## DO THIS
Extract each line where the string "danej" shows up.

## SUPPLIED RECORDS
________________________________________

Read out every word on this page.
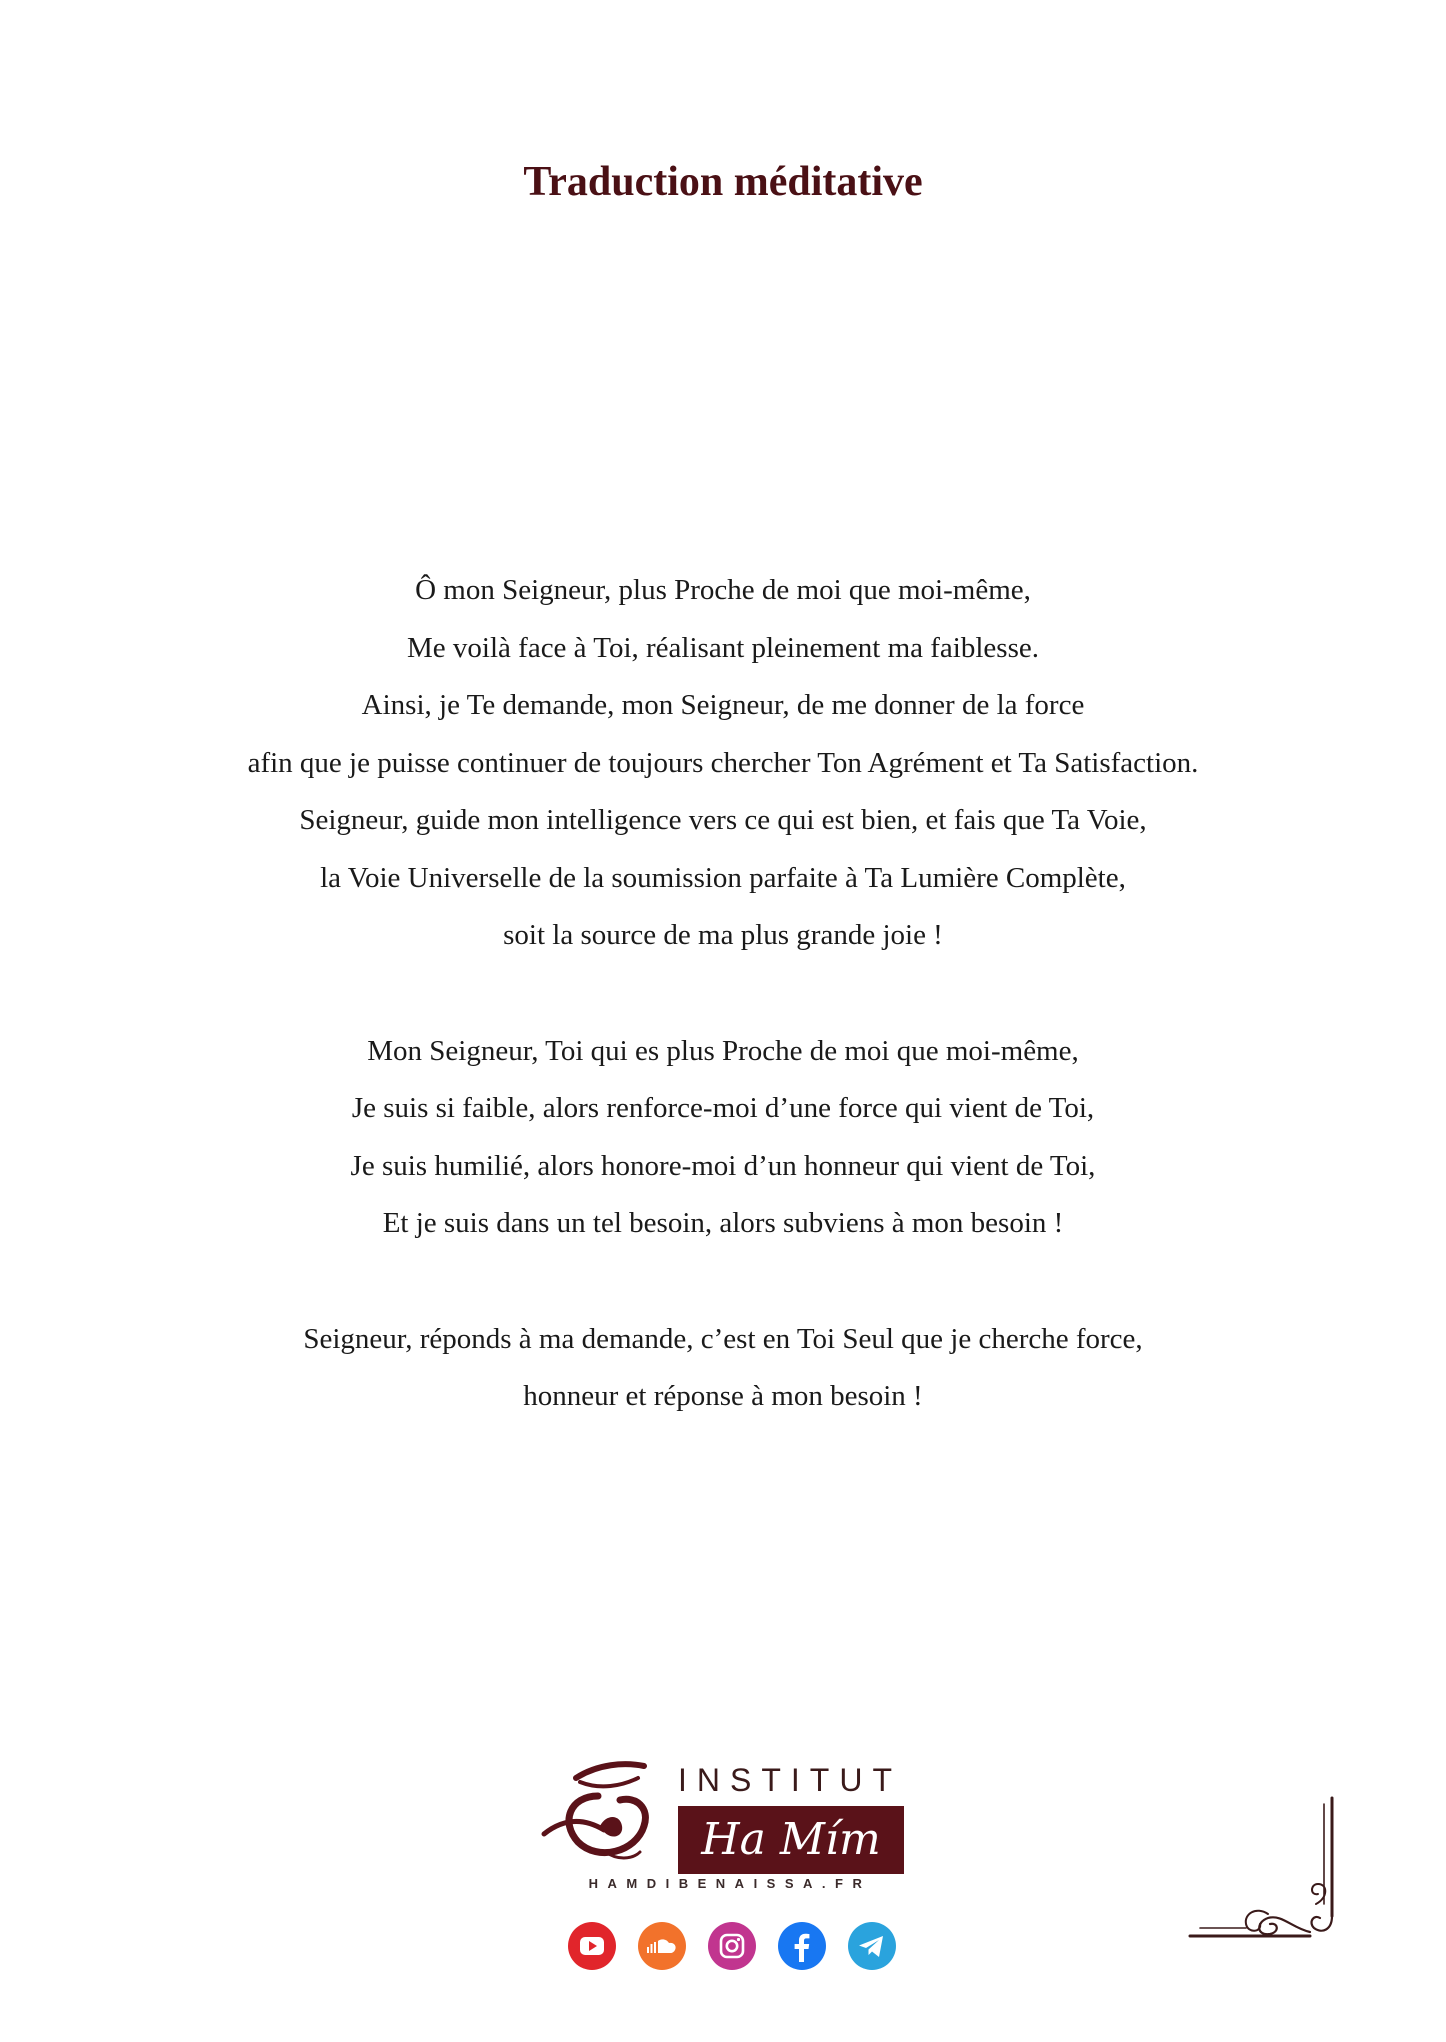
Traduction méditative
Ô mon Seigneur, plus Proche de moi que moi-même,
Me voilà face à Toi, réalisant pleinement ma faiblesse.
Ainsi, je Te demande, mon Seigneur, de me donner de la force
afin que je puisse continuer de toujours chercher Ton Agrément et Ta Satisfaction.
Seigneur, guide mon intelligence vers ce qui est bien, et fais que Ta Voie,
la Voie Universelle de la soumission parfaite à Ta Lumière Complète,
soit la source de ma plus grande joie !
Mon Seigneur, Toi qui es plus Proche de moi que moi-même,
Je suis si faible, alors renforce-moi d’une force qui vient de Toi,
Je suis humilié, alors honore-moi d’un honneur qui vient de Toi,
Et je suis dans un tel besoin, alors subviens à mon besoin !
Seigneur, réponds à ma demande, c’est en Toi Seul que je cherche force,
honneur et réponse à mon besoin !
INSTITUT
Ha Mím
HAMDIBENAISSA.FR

________________________________________

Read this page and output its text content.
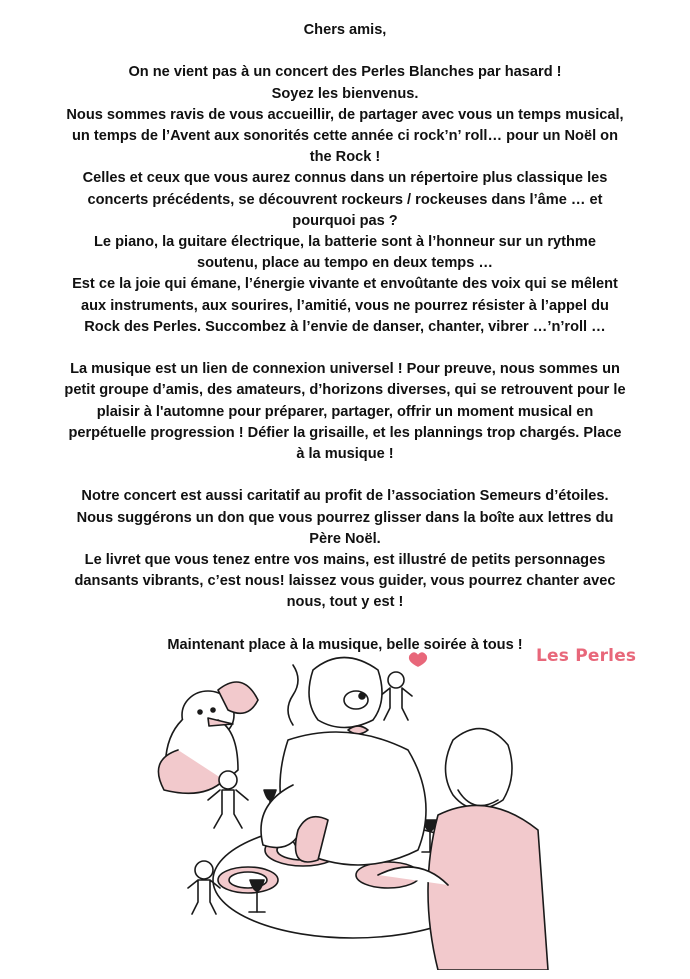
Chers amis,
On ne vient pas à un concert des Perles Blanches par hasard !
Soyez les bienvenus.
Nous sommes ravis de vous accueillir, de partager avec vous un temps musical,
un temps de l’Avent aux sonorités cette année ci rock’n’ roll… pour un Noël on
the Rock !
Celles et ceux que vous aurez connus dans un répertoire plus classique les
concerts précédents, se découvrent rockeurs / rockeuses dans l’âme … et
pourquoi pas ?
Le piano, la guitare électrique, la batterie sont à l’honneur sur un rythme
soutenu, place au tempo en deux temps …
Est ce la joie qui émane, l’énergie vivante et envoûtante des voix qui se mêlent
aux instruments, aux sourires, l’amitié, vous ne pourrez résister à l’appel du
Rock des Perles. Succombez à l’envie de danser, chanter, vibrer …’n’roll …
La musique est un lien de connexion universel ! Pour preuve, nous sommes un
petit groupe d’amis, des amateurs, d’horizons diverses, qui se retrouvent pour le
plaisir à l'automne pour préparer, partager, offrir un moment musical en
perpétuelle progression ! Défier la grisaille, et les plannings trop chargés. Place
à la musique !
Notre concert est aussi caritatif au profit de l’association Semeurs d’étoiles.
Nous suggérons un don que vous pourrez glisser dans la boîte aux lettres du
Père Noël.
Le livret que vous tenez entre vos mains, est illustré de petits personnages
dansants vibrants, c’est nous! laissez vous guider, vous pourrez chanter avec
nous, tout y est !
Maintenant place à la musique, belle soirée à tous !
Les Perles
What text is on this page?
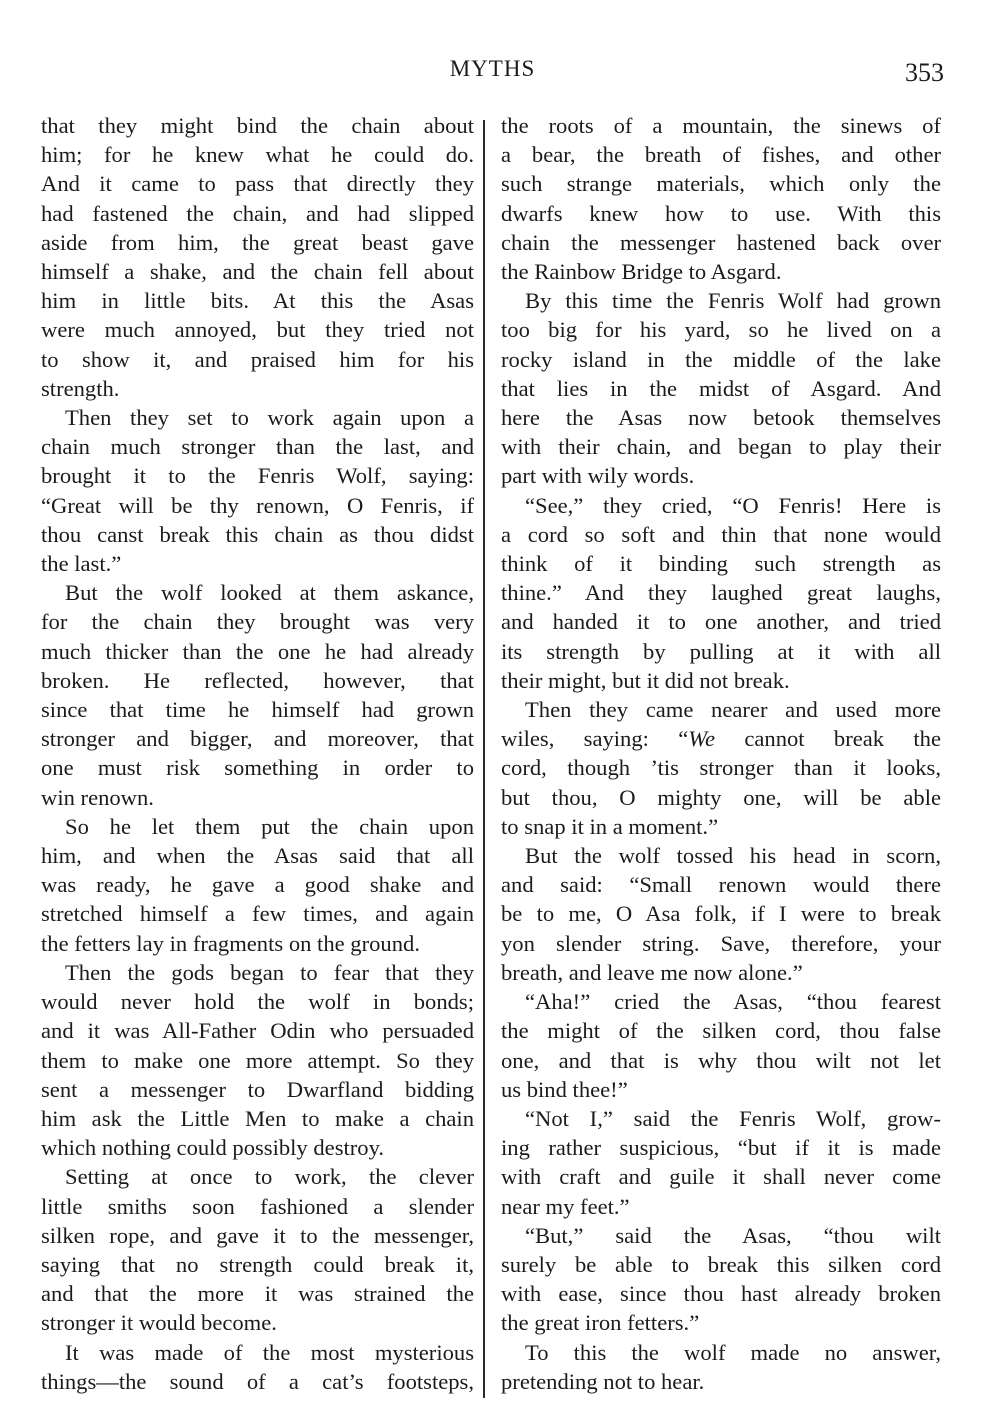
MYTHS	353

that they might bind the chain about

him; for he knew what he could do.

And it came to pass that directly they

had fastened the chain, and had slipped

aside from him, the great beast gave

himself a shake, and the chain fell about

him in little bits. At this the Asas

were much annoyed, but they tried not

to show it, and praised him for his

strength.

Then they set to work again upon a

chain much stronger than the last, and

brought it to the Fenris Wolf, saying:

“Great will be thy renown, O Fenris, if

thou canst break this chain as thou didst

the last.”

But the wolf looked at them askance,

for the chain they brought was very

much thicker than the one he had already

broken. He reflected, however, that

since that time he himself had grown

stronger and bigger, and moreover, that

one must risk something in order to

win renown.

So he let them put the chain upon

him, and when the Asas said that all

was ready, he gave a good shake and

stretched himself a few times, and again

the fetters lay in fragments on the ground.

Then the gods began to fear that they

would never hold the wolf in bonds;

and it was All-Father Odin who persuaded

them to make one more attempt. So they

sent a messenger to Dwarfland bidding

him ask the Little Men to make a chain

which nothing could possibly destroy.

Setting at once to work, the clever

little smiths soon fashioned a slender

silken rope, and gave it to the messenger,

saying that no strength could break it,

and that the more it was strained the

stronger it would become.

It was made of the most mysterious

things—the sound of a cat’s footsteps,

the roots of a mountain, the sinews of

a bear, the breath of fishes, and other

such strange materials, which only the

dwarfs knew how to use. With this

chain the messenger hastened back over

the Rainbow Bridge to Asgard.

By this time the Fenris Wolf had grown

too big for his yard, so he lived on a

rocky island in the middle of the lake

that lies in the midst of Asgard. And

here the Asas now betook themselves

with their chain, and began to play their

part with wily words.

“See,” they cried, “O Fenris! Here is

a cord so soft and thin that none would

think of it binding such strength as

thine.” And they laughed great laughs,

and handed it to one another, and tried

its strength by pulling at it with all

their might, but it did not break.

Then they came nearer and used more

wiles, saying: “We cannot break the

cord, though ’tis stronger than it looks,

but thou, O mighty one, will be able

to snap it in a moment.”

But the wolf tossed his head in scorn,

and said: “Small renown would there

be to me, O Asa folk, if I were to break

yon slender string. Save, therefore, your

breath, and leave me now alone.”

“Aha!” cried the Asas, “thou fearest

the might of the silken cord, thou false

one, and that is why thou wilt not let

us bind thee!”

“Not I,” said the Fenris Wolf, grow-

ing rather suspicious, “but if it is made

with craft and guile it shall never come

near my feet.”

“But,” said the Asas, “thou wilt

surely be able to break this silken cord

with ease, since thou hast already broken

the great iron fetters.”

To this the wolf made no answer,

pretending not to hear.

________________________________________

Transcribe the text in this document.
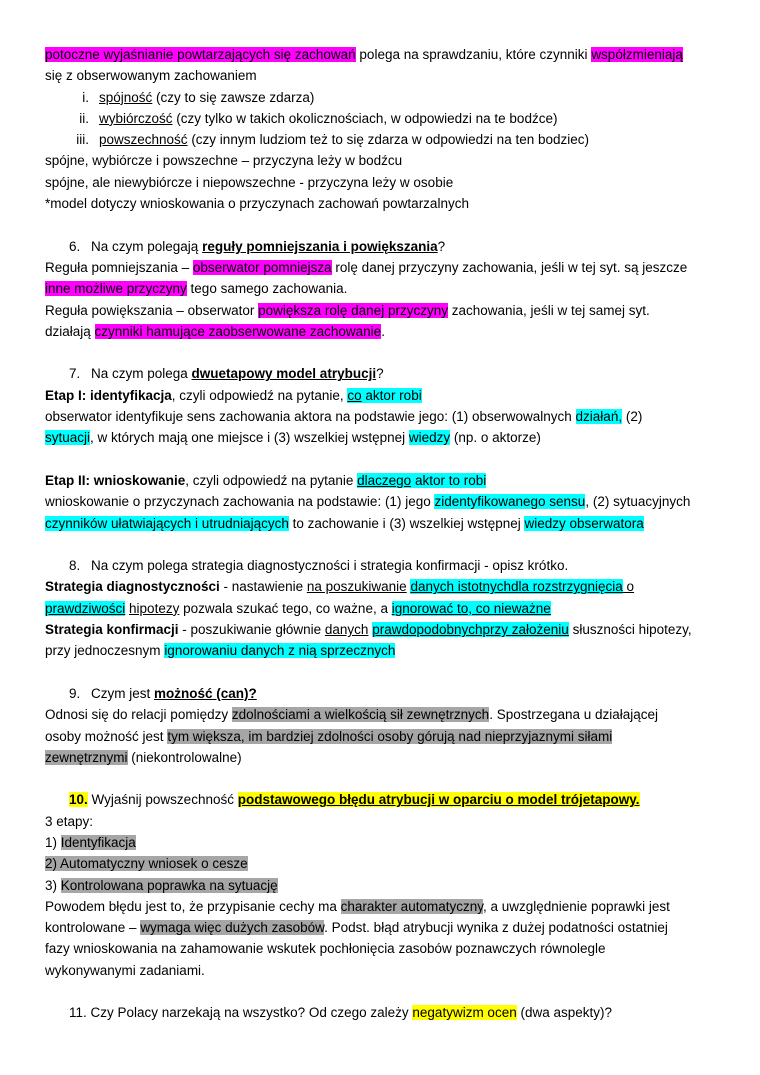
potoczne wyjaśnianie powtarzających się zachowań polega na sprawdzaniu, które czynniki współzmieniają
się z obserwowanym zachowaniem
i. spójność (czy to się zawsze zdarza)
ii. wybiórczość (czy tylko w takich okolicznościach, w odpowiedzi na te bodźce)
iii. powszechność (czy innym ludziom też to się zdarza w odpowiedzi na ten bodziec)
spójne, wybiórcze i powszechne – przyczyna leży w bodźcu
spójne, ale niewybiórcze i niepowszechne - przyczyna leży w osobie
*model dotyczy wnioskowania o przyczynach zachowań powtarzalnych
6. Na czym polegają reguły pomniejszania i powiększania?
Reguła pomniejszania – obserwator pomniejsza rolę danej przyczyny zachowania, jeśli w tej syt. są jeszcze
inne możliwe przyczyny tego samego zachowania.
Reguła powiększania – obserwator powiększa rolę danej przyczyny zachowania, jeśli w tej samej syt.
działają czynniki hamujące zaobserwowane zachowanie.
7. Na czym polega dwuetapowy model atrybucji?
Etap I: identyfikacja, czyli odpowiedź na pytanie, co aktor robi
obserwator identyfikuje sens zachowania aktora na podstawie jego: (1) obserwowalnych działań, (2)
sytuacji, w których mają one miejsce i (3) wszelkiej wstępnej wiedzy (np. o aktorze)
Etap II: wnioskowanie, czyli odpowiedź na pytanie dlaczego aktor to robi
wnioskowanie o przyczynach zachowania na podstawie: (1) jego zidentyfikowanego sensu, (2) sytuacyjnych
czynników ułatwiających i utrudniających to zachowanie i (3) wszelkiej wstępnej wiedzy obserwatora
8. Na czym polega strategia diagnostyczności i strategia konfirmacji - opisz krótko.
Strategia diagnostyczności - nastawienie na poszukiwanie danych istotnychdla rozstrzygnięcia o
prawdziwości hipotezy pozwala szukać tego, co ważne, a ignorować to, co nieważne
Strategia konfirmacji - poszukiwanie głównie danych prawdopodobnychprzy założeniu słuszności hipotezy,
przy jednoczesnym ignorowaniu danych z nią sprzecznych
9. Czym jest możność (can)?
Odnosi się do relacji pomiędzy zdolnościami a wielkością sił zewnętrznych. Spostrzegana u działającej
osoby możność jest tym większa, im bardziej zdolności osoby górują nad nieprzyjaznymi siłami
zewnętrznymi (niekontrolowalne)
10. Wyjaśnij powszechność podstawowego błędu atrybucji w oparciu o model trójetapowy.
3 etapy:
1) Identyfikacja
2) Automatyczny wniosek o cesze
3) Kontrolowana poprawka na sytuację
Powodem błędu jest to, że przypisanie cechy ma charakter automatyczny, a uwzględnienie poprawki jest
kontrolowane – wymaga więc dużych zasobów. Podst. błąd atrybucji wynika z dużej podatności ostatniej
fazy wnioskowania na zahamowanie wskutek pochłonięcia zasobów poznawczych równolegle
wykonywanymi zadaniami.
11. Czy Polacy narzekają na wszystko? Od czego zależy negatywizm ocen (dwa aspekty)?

________________________________________

## COMPLETED EXERCISE
Reguła pomniejszania – obserwator pomniejsza rolę danej przyczyny zachowania, jeśli w tej syt. są jeszcze
Reguła powiększania – obserwator powiększa rolę danej przyczyny zachowania, jeśli w tej samej syt.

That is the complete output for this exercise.